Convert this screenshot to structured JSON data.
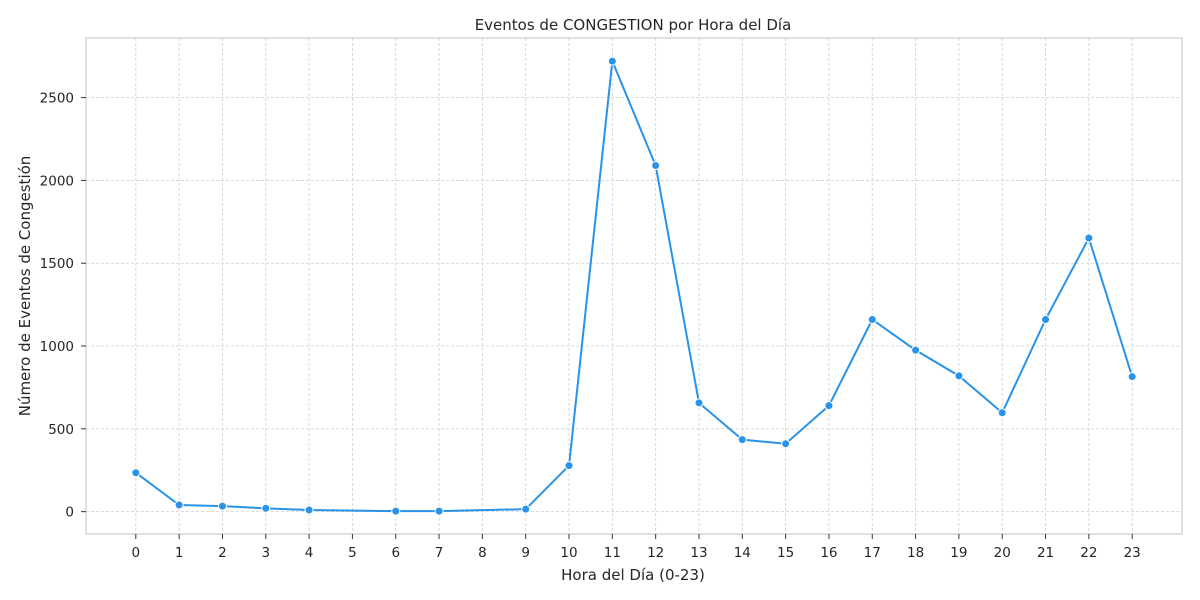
{
  "chart_data": {
    "type": "line",
    "title": "Eventos de CONGESTION por Hora del Día",
    "xlabel": "Hora del Día (0-23)",
    "ylabel": "Número de Eventos de Congestión",
    "x_ticks": [
      0,
      1,
      2,
      3,
      4,
      5,
      6,
      7,
      8,
      9,
      10,
      11,
      12,
      13,
      14,
      15,
      16,
      17,
      18,
      19,
      20,
      21,
      22,
      23
    ],
    "y_ticks": [
      0,
      500,
      1000,
      1500,
      2000,
      2500
    ],
    "xlim": [
      -1.15,
      24.15
    ],
    "ylim": [
      -135,
      2860
    ],
    "grid": true,
    "line_color": "#2893E9",
    "series": [
      {
        "x": [
          0,
          1,
          2,
          3,
          4,
          6,
          7,
          9,
          10,
          11,
          12,
          13,
          14,
          15,
          16,
          17,
          18,
          19,
          20,
          21,
          22,
          23
        ],
        "values": [
          235,
          40,
          33,
          20,
          10,
          3,
          3,
          15,
          278,
          2720,
          2090,
          657,
          435,
          410,
          640,
          1160,
          975,
          820,
          597,
          1160,
          1652,
          815
        ]
      }
    ]
  }
}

● Set task
Copy the entries exactly. Leave out the images.

● Written response
Convert this screenshot to structured JSON data.
{
  "chart_data": {
    "type": "line",
    "title": "Eventos de CONGESTION por Hora del Día",
    "xlabel": "Hora del Día (0-23)",
    "ylabel": "Número de Eventos de Congestión",
    "x_ticks": [
      0,
      1,
      2,
      3,
      4,
      5,
      6,
      7,
      8,
      9,
      10,
      11,
      12,
      13,
      14,
      15,
      16,
      17,
      18,
      19,
      20,
      21,
      22,
      23
    ],
    "y_ticks": [
      0,
      500,
      1000,
      1500,
      2000,
      2500
    ],
    "xlim": [
      -1.15,
      24.15
    ],
    "ylim": [
      -135,
      2860
    ],
    "grid": true,
    "line_color": "#2893E9",
    "series": [
      {
        "x": [
          0,
          1,
          2,
          3,
          4,
          6,
          7,
          9,
          10,
          11,
          12,
          13,
          14,
          15,
          16,
          17,
          18,
          19,
          20,
          21,
          22,
          23
        ],
        "values": [
          235,
          40,
          33,
          20,
          10,
          3,
          3,
          15,
          278,
          2720,
          2090,
          657,
          435,
          410,
          640,
          1160,
          975,
          820,
          597,
          1160,
          1652,
          815
        ]
      }
    ]
  }
}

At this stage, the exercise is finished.